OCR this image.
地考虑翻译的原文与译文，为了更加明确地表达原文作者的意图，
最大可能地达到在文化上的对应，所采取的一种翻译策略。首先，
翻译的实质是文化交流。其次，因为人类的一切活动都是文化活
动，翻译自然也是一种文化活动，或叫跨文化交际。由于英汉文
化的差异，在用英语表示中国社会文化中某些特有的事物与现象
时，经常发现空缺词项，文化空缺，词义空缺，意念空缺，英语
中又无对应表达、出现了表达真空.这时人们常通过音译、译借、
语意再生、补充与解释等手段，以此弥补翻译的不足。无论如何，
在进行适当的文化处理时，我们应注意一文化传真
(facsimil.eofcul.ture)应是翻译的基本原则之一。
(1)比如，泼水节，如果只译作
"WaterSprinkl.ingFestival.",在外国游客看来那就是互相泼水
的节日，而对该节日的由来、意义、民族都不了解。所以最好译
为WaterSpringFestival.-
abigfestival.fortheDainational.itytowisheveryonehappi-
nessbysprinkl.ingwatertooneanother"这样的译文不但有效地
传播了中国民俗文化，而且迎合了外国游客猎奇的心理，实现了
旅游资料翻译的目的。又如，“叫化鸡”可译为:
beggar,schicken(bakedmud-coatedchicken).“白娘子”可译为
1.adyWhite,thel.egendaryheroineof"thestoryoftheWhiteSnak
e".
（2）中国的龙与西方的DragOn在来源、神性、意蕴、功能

• Task: Extract each entry in full, exactly as given.

• Response:
OCR this image.
地考虑翻译的原文与译文，为了更加明确地表达原文作者的意图，
最大可能地达到在文化上的对应，所采取的一种翻译策略。首先，
翻译的实质是文化交流。其次，因为人类的一切活动都是文化活
动，翻译自然也是一种文化活动，或叫跨文化交际。由于英汉文
化的差异，在用英语表示中国社会文化中某些特有的事物与现象
时，经常发现空缺词项，文化空缺，词义空缺，意念空缺，英语
中又无对应表达、出现了表达真空.这时人们常通过音译、译借、
语意再生、补充与解释等手段，以此弥补翻译的不足。无论如何，
在进行适当的文化处理时，我们应注意一文化传真
(facsimil.eofcul.ture)应是翻译的基本原则之一。
(1)比如，泼水节，如果只译作
"WaterSprinkl.ingFestival.",在外国游客看来那就是互相泼水
的节日，而对该节日的由来、意义、民族都不了解。所以最好译
为WaterSpringFestival.-
abigfestival.fortheDainational.itytowisheveryonehappi-
nessbysprinkl.ingwatertooneanother"这样的译文不但有效地
传播了中国民俗文化，而且迎合了外国游客猎奇的心理，实现了
旅游资料翻译的目的。又如，“叫化鸡”可译为:
beggar,schicken(bakedmud-coatedchicken).“白娘子”可译为
1.adyWhite,thel.egendaryheroineof"thestoryoftheWhiteSnak
e".
（2）中国的龙与西方的DragOn在来源、神性、意蕴、功能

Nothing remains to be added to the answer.